Data entries for graphics:
··········

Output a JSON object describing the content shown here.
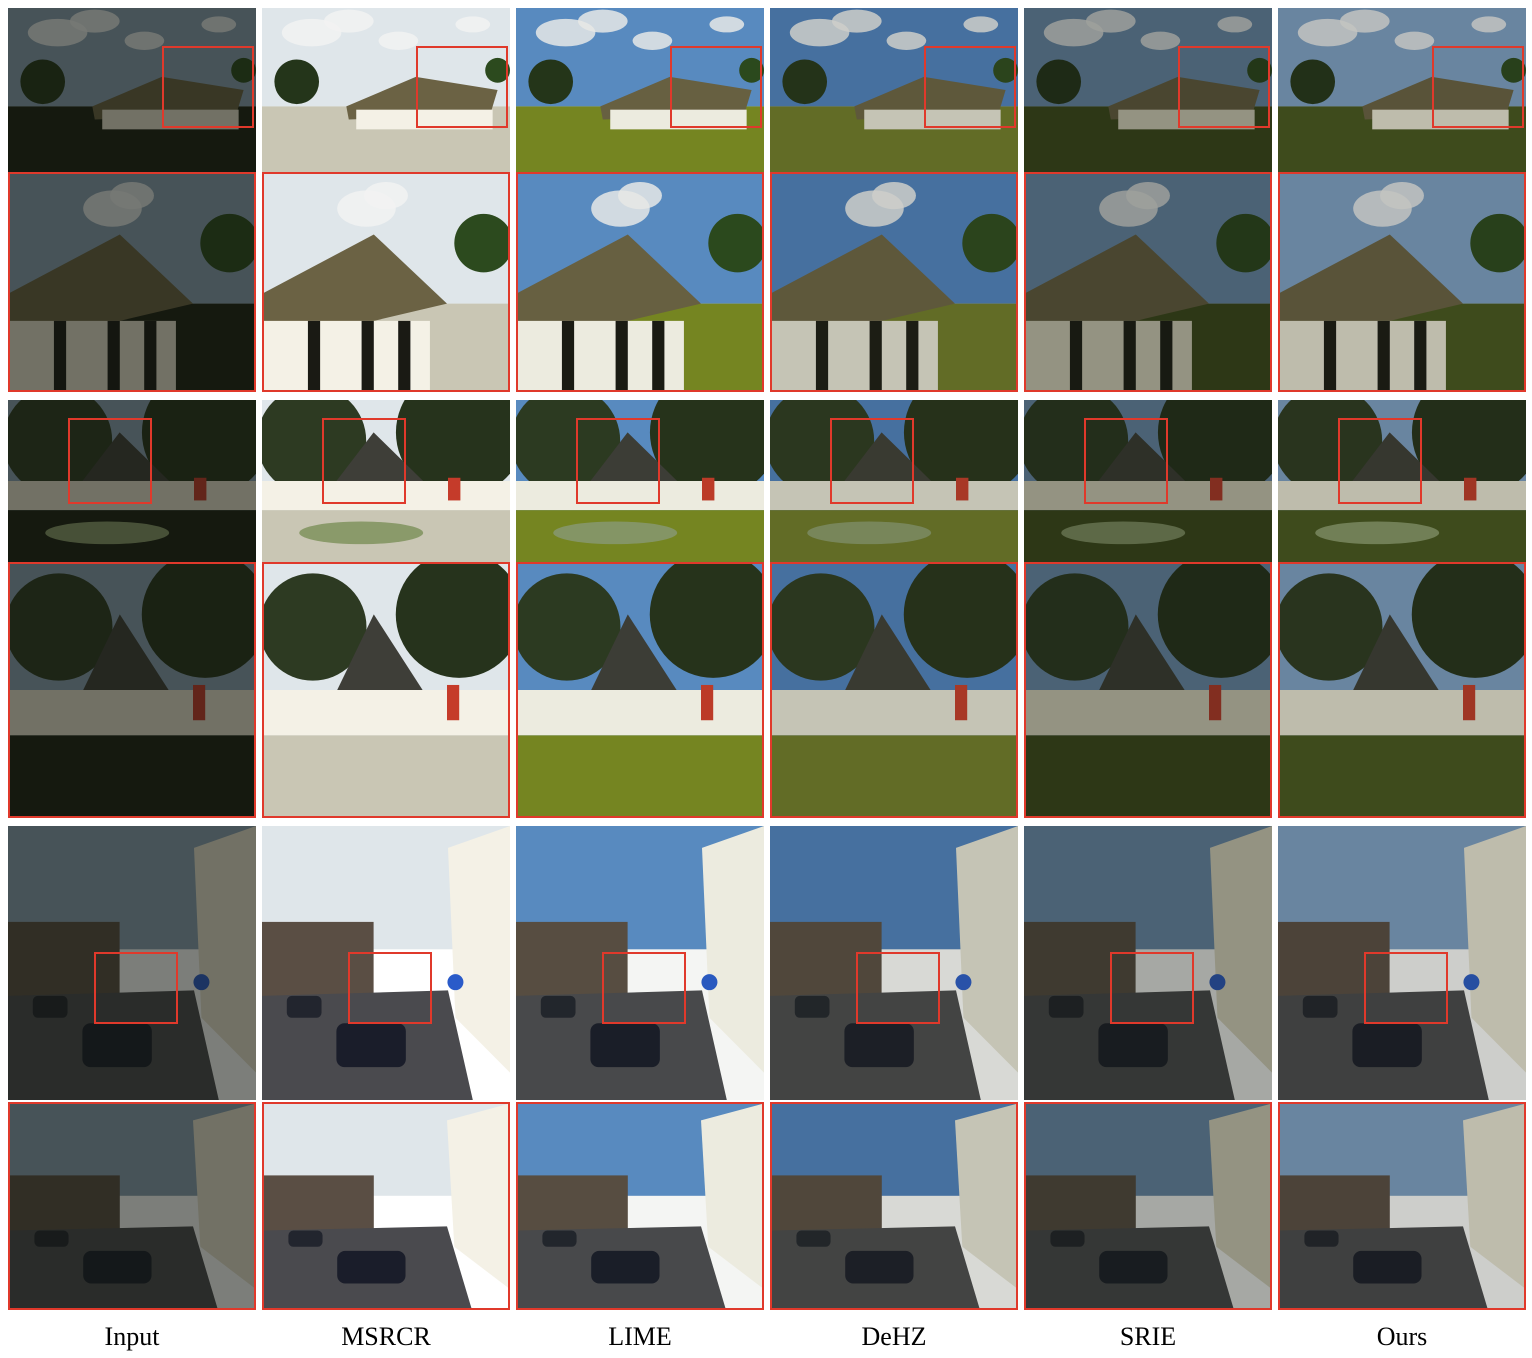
{
  "figure": {
    "methods": [
      {
        "label": "Input",
        "sky": "#8aa0b3",
        "ground": "#1b1f12",
        "house": "#e8e3d0",
        "shade": 0.55,
        "tint": "#10140c"
      },
      {
        "label": "MSRCR",
        "sky": "#dfe6ea",
        "ground": "#c9c6b4",
        "house": "#f4f1e6",
        "shade": 0.0,
        "tint": "#d8d8cf"
      },
      {
        "label": "LIME",
        "sky": "#5b8fc9",
        "ground": "#7a8a22",
        "house": "#f7f5ea",
        "shade": 0.05,
        "tint": "#2c3316"
      },
      {
        "label": "DeHZ",
        "sky": "#4d7fbd",
        "ground": "#6f7a2a",
        "house": "#e8e6d8",
        "shade": 0.18,
        "tint": "#252a16"
      },
      {
        "label": "SRIE",
        "sky": "#6c8fb4",
        "ground": "#3d4a1a",
        "house": "#e2ddc8",
        "shade": 0.38,
        "tint": "#161a10"
      },
      {
        "label": "Ours",
        "sky": "#7fa2c8",
        "ground": "#48581f",
        "house": "#ece8d8",
        "shade": 0.22,
        "tint": "#1c2012"
      }
    ],
    "highlight_color": "#e0392b"
  }
}
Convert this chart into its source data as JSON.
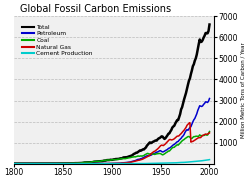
{
  "title": "Global Fossil Carbon Emissions",
  "ylabel": "Million Metric Tons of Carbon / Year",
  "xlim": [
    1800,
    2005
  ],
  "ylim": [
    0,
    7000
  ],
  "yticks": [
    1000,
    2000,
    3000,
    4000,
    5000,
    6000,
    7000
  ],
  "xticks": [
    1800,
    1850,
    1900,
    1950,
    2000
  ],
  "bg_color": "#f0f0f0",
  "line_colors": {
    "Total": "#000000",
    "Petroleum": "#0000cc",
    "Coal": "#00aa00",
    "Natural Gas": "#cc0000",
    "Cement Production": "#00cccc"
  },
  "legend_labels": [
    "Total",
    "Petroleum",
    "Coal",
    "Natural Gas",
    "Cement Production"
  ],
  "series_keys": [
    "Total",
    "Petroleum",
    "Coal",
    "Natural Gas",
    "Cement Production"
  ]
}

··········

### Your objective
Restate each entry word for word, please, but drop any images it holds.

### Answer in full
Output a JSON object describing the content shown here.
{
  "figure": {
    "methods": [
      {
        "label": "Input",
        "sky": "#8aa0b3",
        "ground": "#1b1f12",
        "house": "#e8e3d0",
        "shade": 0.55,
        "tint": "#10140c"
      },
      {
        "label": "MSRCR",
        "sky": "#dfe6ea",
        "ground": "#c9c6b4",
        "house": "#f4f1e6",
        "shade": 0.0,
        "tint": "#d8d8cf"
      },
      {
        "label": "LIME",
        "sky": "#5b8fc9",
        "ground": "#7a8a22",
        "house": "#f7f5ea",
        "shade": 0.05,
        "tint": "#2c3316"
      },
      {
        "label": "DeHZ",
        "sky": "#4d7fbd",
        "ground": "#6f7a2a",
        "house": "#e8e6d8",
        "shade": 0.18,
        "tint": "#252a16"
      },
      {
        "label": "SRIE",
        "sky": "#6c8fb4",
        "ground": "#3d4a1a",
        "house": "#e2ddc8",
        "shade": 0.38,
        "tint": "#161a10"
      },
      {
        "label": "Ours",
        "sky": "#7fa2c8",
        "ground": "#48581f",
        "house": "#ece8d8",
        "shade": 0.22,
        "tint": "#1c2012"
      }
    ],
    "highlight_color": "#e0392b"
  }
}
Convert this chart into its source data as JSON.
{
  "title": "Global Fossil Carbon Emissions",
  "ylabel": "Million Metric Tons of Carbon / Year",
  "xlim": [
    1800,
    2005
  ],
  "ylim": [
    0,
    7000
  ],
  "yticks": [
    1000,
    2000,
    3000,
    4000,
    5000,
    6000,
    7000
  ],
  "xticks": [
    1800,
    1850,
    1900,
    1950,
    2000
  ],
  "bg_color": "#f0f0f0",
  "line_colors": {
    "Total": "#000000",
    "Petroleum": "#0000cc",
    "Coal": "#00aa00",
    "Natural Gas": "#cc0000",
    "Cement Production": "#00cccc"
  },
  "legend_labels": [
    "Total",
    "Petroleum",
    "Coal",
    "Natural Gas",
    "Cement Production"
  ],
  "series_keys": [
    "Total",
    "Petroleum",
    "Coal",
    "Natural Gas",
    "Cement Production"
  ]
}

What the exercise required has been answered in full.